**Stated task:** Return each line of the records below verbatim, but leave out the pictures.
[Start]
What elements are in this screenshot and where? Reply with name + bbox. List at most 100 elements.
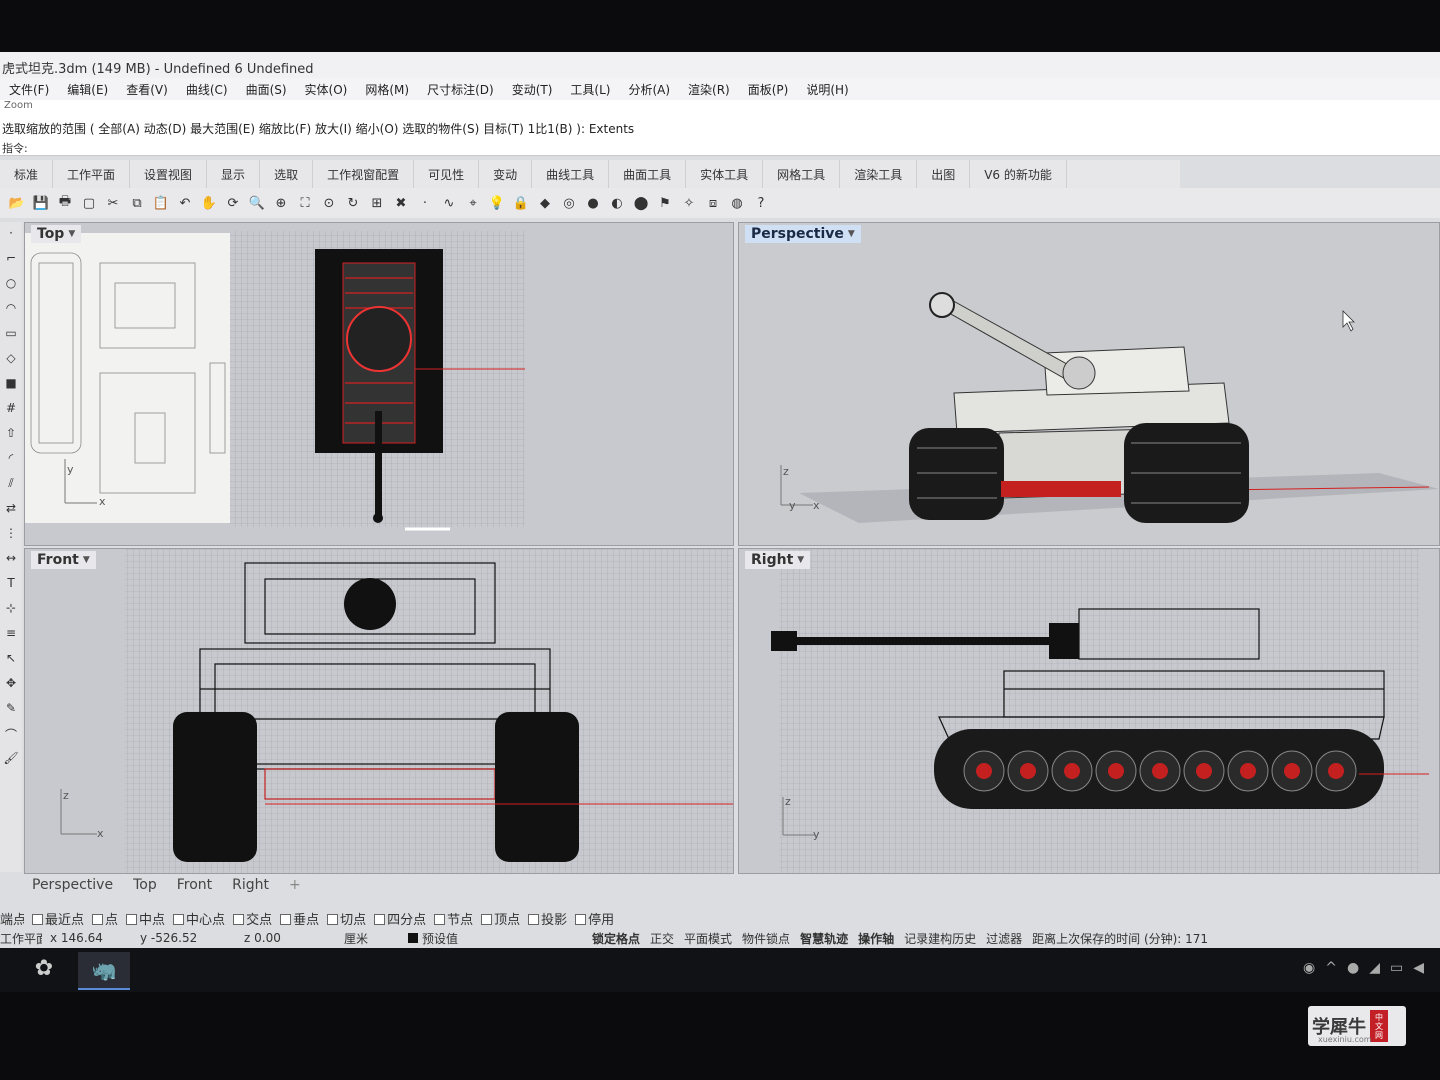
osnap-option-9[interactable]: 顶点: [481, 909, 520, 928]
mesh-icon[interactable]: #: [2, 401, 20, 421]
group-icon[interactable]: ⧈: [702, 192, 724, 214]
lock-icon[interactable]: 🔒: [510, 192, 532, 214]
layer-icon[interactable]: ≡: [2, 626, 20, 646]
toolbar-tab-0[interactable]: 标准: [0, 160, 54, 188]
checkbox-icon[interactable]: [92, 913, 104, 925]
magic-icon[interactable]: ✧: [678, 192, 700, 214]
app-tray-icon[interactable]: ●: [1347, 960, 1359, 976]
status-mode-7[interactable]: 过滤器: [986, 930, 1022, 947]
snap-icon[interactable]: ⊹: [2, 601, 20, 621]
rotate-view-icon[interactable]: ↻: [342, 192, 364, 214]
toolbar-tab-13[interactable]: 出图: [917, 160, 971, 188]
checkbox-icon[interactable]: [434, 913, 446, 925]
toolbar-tab-7[interactable]: 变动: [479, 160, 533, 188]
chevron-down-icon[interactable]: ▼: [797, 555, 804, 565]
checkbox-icon[interactable]: [126, 913, 138, 925]
layer-label[interactable]: 预设值: [422, 930, 592, 947]
toolbar-tab-8[interactable]: 曲线工具: [532, 160, 610, 188]
viewport-perspective[interactable]: Perspective ▼ z y x: [738, 222, 1440, 546]
menu-item-2[interactable]: 查看(V): [117, 78, 177, 100]
ball-icon[interactable]: ⬤: [630, 192, 652, 214]
undo-icon[interactable]: ↶: [174, 192, 196, 214]
menu-item-3[interactable]: 曲线(C): [177, 78, 237, 100]
split-icon[interactable]: ⫽: [2, 476, 20, 496]
chevron-down-icon[interactable]: ▼: [848, 229, 855, 239]
open-icon[interactable]: 📂: [6, 192, 28, 214]
chevron-down-icon[interactable]: ▼: [83, 555, 90, 565]
checkbox-icon[interactable]: [233, 913, 245, 925]
point-icon[interactable]: ·: [2, 226, 20, 246]
cut-icon[interactable]: ✂: [102, 192, 124, 214]
render-icon[interactable]: ◐: [606, 192, 628, 214]
rotate-icon[interactable]: ⟳: [222, 192, 244, 214]
status-mode-1[interactable]: 正交: [650, 930, 674, 947]
delete-icon[interactable]: ✖: [390, 192, 412, 214]
battery-icon[interactable]: ▭: [1390, 960, 1403, 976]
checkbox-icon[interactable]: [327, 913, 339, 925]
status-mode-6[interactable]: 记录建构历史: [904, 930, 976, 947]
osnap-icon[interactable]: ⌖: [462, 192, 484, 214]
checkbox-icon[interactable]: [173, 913, 185, 925]
viewport-label-top[interactable]: Top ▼: [31, 225, 82, 243]
status-mode-5[interactable]: 操作轴: [858, 930, 894, 947]
globe-icon[interactable]: ◍: [726, 192, 748, 214]
menu-item-5[interactable]: 实体(O): [296, 78, 357, 100]
dim-icon[interactable]: ↔: [2, 551, 20, 571]
viewport-right[interactable]: Right ▼ z y: [738, 548, 1440, 874]
copy-icon[interactable]: ⧉: [126, 192, 148, 214]
save-icon[interactable]: 💾: [30, 192, 52, 214]
add-viewport-tab-icon[interactable]: +: [279, 877, 311, 893]
paint-icon[interactable]: 🖌: [2, 751, 20, 771]
menu-item-0[interactable]: 文件(F): [0, 78, 58, 100]
menu-item-1[interactable]: 编辑(E): [58, 78, 117, 100]
chevron-up-icon[interactable]: ^: [1325, 960, 1337, 976]
viewport-label-perspective[interactable]: Perspective ▼: [745, 225, 861, 243]
surface-icon[interactable]: ◇: [2, 351, 20, 371]
material-icon[interactable]: ◆: [534, 192, 556, 214]
curve-icon[interactable]: ∿: [438, 192, 460, 214]
extrude-icon[interactable]: ⇧: [2, 426, 20, 446]
solid-icon[interactable]: ■: [2, 376, 20, 396]
osnap-option-0[interactable]: 最近点: [32, 909, 84, 928]
viewport-label-right[interactable]: Right ▼: [745, 551, 811, 569]
osnap-option-10[interactable]: 投影: [528, 909, 567, 928]
tag-icon[interactable]: ⚑: [654, 192, 676, 214]
viewport-tab-right[interactable]: Right: [222, 877, 279, 893]
toolbar-tab-2[interactable]: 设置视图: [130, 160, 208, 188]
zoom-selected-icon[interactable]: ⊙: [318, 192, 340, 214]
toolbar-tab-3[interactable]: 显示: [207, 160, 261, 188]
menu-item-4[interactable]: 曲面(S): [237, 78, 296, 100]
checkbox-icon[interactable]: [481, 913, 493, 925]
toolbar-tab-14[interactable]: V6 的新功能: [970, 160, 1067, 188]
checkbox-icon[interactable]: [280, 913, 292, 925]
volume-icon[interactable]: ◀: [1413, 960, 1424, 976]
pan-icon[interactable]: ✋: [198, 192, 220, 214]
status-mode-2[interactable]: 平面模式: [684, 930, 732, 947]
menu-item-9[interactable]: 工具(L): [561, 78, 619, 100]
osnap-option-4[interactable]: 交点: [233, 909, 272, 928]
layer-swatch[interactable]: [408, 933, 418, 943]
toolbar-tab-5[interactable]: 工作视窗配置: [313, 160, 415, 188]
osnap-option-3[interactable]: 中心点: [173, 909, 225, 928]
point-icon[interactable]: ·: [414, 192, 436, 214]
transform-icon[interactable]: ⇄: [2, 501, 20, 521]
osnap-option-5[interactable]: 垂点: [280, 909, 319, 928]
menu-item-7[interactable]: 尺寸标注(D): [418, 78, 503, 100]
menu-item-8[interactable]: 变动(T): [503, 78, 562, 100]
toolbar-tab-9[interactable]: 曲面工具: [609, 160, 687, 188]
menu-item-12[interactable]: 面板(P): [739, 78, 798, 100]
wifi-icon[interactable]: ◢: [1369, 960, 1380, 976]
status-mode-0[interactable]: 锁定格点: [592, 930, 640, 947]
viewport-tab-top[interactable]: Top: [123, 877, 167, 893]
polyline-icon[interactable]: ⌐: [2, 251, 20, 271]
zoom-icon[interactable]: 🔍: [246, 192, 268, 214]
menu-item-11[interactable]: 渲染(R): [679, 78, 739, 100]
layout-icon[interactable]: ⊞: [366, 192, 388, 214]
color-wheel-icon[interactable]: ◎: [558, 192, 580, 214]
shade-icon[interactable]: ●: [582, 192, 604, 214]
rectangle-icon[interactable]: ▭: [2, 326, 20, 346]
viewport-top[interactable]: Top ▼ y x: [24, 222, 734, 546]
osnap-option-8[interactable]: 节点: [434, 909, 473, 928]
osnap-option-11[interactable]: 停用: [575, 909, 614, 928]
menu-item-10[interactable]: 分析(A): [619, 78, 679, 100]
[End]
**Written answer:**
What elements are in this screenshot and where? Reply with name + bbox. List at most 100 elements.
osnap-option-9[interactable]: 顶点: [481, 909, 520, 928]
mesh-icon[interactable]: #: [2, 401, 20, 421]
group-icon[interactable]: ⧈: [702, 192, 724, 214]
lock-icon[interactable]: 🔒: [510, 192, 532, 214]
layer-icon[interactable]: ≡: [2, 626, 20, 646]
toolbar-tab-0[interactable]: 标准: [0, 160, 54, 188]
checkbox-icon[interactable]: [92, 913, 104, 925]
magic-icon[interactable]: ✧: [678, 192, 700, 214]
app-tray-icon[interactable]: ●: [1347, 960, 1359, 976]
status-mode-7[interactable]: 过滤器: [986, 930, 1022, 947]
snap-icon[interactable]: ⊹: [2, 601, 20, 621]
rotate-view-icon[interactable]: ↻: [342, 192, 364, 214]
toolbar-tab-13[interactable]: 出图: [917, 160, 971, 188]
checkbox-icon[interactable]: [434, 913, 446, 925]
toolbar-tab-7[interactable]: 变动: [479, 160, 533, 188]
chevron-down-icon[interactable]: ▼: [797, 555, 804, 565]
checkbox-icon[interactable]: [126, 913, 138, 925]
layer-label[interactable]: 预设值: [422, 930, 592, 947]
toolbar-tab-8[interactable]: 曲线工具: [532, 160, 610, 188]
viewport-perspective[interactable]: Perspective ▼ z y x: [738, 222, 1440, 546]
menu-item-2[interactable]: 查看(V): [117, 78, 177, 100]
ball-icon[interactable]: ⬤: [630, 192, 652, 214]
undo-icon[interactable]: ↶: [174, 192, 196, 214]
menu-item-3[interactable]: 曲线(C): [177, 78, 237, 100]
split-icon[interactable]: ⫽: [2, 476, 20, 496]
chevron-down-icon[interactable]: ▼: [848, 229, 855, 239]
open-icon[interactable]: 📂: [6, 192, 28, 214]
chevron-down-icon[interactable]: ▼: [83, 555, 90, 565]
checkbox-icon[interactable]: [233, 913, 245, 925]
point-icon[interactable]: ·: [2, 226, 20, 246]
cut-icon[interactable]: ✂: [102, 192, 124, 214]
render-icon[interactable]: ◐: [606, 192, 628, 214]
rotate-icon[interactable]: ⟳: [222, 192, 244, 214]
status-mode-1[interactable]: 正交: [650, 930, 674, 947]
delete-icon[interactable]: ✖: [390, 192, 412, 214]
battery-icon[interactable]: ▭: [1390, 960, 1403, 976]
checkbox-icon[interactable]: [327, 913, 339, 925]
status-mode-6[interactable]: 记录建构历史: [904, 930, 976, 947]
osnap-icon[interactable]: ⌖: [462, 192, 484, 214]
checkbox-icon[interactable]: [173, 913, 185, 925]
viewport-label-top[interactable]: Top ▼: [31, 225, 82, 243]
status-mode-5[interactable]: 操作轴: [858, 930, 894, 947]
globe-icon[interactable]: ◍: [726, 192, 748, 214]
menu-item-5[interactable]: 实体(O): [296, 78, 357, 100]
dim-icon[interactable]: ↔: [2, 551, 20, 571]
viewport-right[interactable]: Right ▼ z y: [738, 548, 1440, 874]
copy-icon[interactable]: ⧉: [126, 192, 148, 214]
save-icon[interactable]: 💾: [30, 192, 52, 214]
add-viewport-tab-icon[interactable]: +: [279, 877, 311, 893]
paint-icon[interactable]: 🖌: [2, 751, 20, 771]
menu-item-0[interactable]: 文件(F): [0, 78, 58, 100]
menu-item-1[interactable]: 编辑(E): [58, 78, 117, 100]
chevron-up-icon[interactable]: ^: [1325, 960, 1337, 976]
viewport-label-perspective[interactable]: Perspective ▼: [745, 225, 861, 243]
surface-icon[interactable]: ◇: [2, 351, 20, 371]
material-icon[interactable]: ◆: [534, 192, 556, 214]
curve-icon[interactable]: ∿: [438, 192, 460, 214]
extrude-icon[interactable]: ⇧: [2, 426, 20, 446]
solid-icon[interactable]: ■: [2, 376, 20, 396]
osnap-option-0[interactable]: 最近点: [32, 909, 84, 928]
viewport-label-right[interactable]: Right ▼: [745, 551, 811, 569]
osnap-option-10[interactable]: 投影: [528, 909, 567, 928]
tag-icon[interactable]: ⚑: [654, 192, 676, 214]
viewport-tab-right[interactable]: Right: [222, 877, 279, 893]
toolbar-tab-2[interactable]: 设置视图: [130, 160, 208, 188]
zoom-selected-icon[interactable]: ⊙: [318, 192, 340, 214]
toolbar-tab-3[interactable]: 显示: [207, 160, 261, 188]
menu-item-4[interactable]: 曲面(S): [237, 78, 296, 100]
checkbox-icon[interactable]: [481, 913, 493, 925]
toolbar-tab-14[interactable]: V6 的新功能: [970, 160, 1067, 188]
checkbox-icon[interactable]: [280, 913, 292, 925]
volume-icon[interactable]: ◀: [1413, 960, 1424, 976]
pan-icon[interactable]: ✋: [198, 192, 220, 214]
status-mode-2[interactable]: 平面模式: [684, 930, 732, 947]
menu-item-9[interactable]: 工具(L): [561, 78, 619, 100]
osnap-option-4[interactable]: 交点: [233, 909, 272, 928]
layer-swatch[interactable]: [408, 933, 418, 943]
toolbar-tab-5[interactable]: 工作视窗配置: [313, 160, 415, 188]
osnap-option-3[interactable]: 中心点: [173, 909, 225, 928]
point-icon[interactable]: ·: [414, 192, 436, 214]
transform-icon[interactable]: ⇄: [2, 501, 20, 521]
osnap-option-5[interactable]: 垂点: [280, 909, 319, 928]
menu-item-7[interactable]: 尺寸标注(D): [418, 78, 503, 100]
menu-item-8[interactable]: 变动(T): [503, 78, 562, 100]
toolbar-tab-9[interactable]: 曲面工具: [609, 160, 687, 188]
menu-item-12[interactable]: 面板(P): [739, 78, 798, 100]
wifi-icon[interactable]: ◢: [1369, 960, 1380, 976]
status-mode-0[interactable]: 锁定格点: [592, 930, 640, 947]
viewport-tab-top[interactable]: Top: [123, 877, 167, 893]
polyline-icon[interactable]: ⌐: [2, 251, 20, 271]
zoom-icon[interactable]: 🔍: [246, 192, 268, 214]
menu-item-11[interactable]: 渲染(R): [679, 78, 739, 100]
layout-icon[interactable]: ⊞: [366, 192, 388, 214]
color-wheel-icon[interactable]: ◎: [558, 192, 580, 214]
shade-icon[interactable]: ●: [582, 192, 604, 214]
rectangle-icon[interactable]: ▭: [2, 326, 20, 346]
viewport-top[interactable]: Top ▼ y x: [24, 222, 734, 546]
osnap-option-8[interactable]: 节点: [434, 909, 473, 928]
osnap-option-11[interactable]: 停用: [575, 909, 614, 928]
menu-item-10[interactable]: 分析(A): [619, 78, 679, 100]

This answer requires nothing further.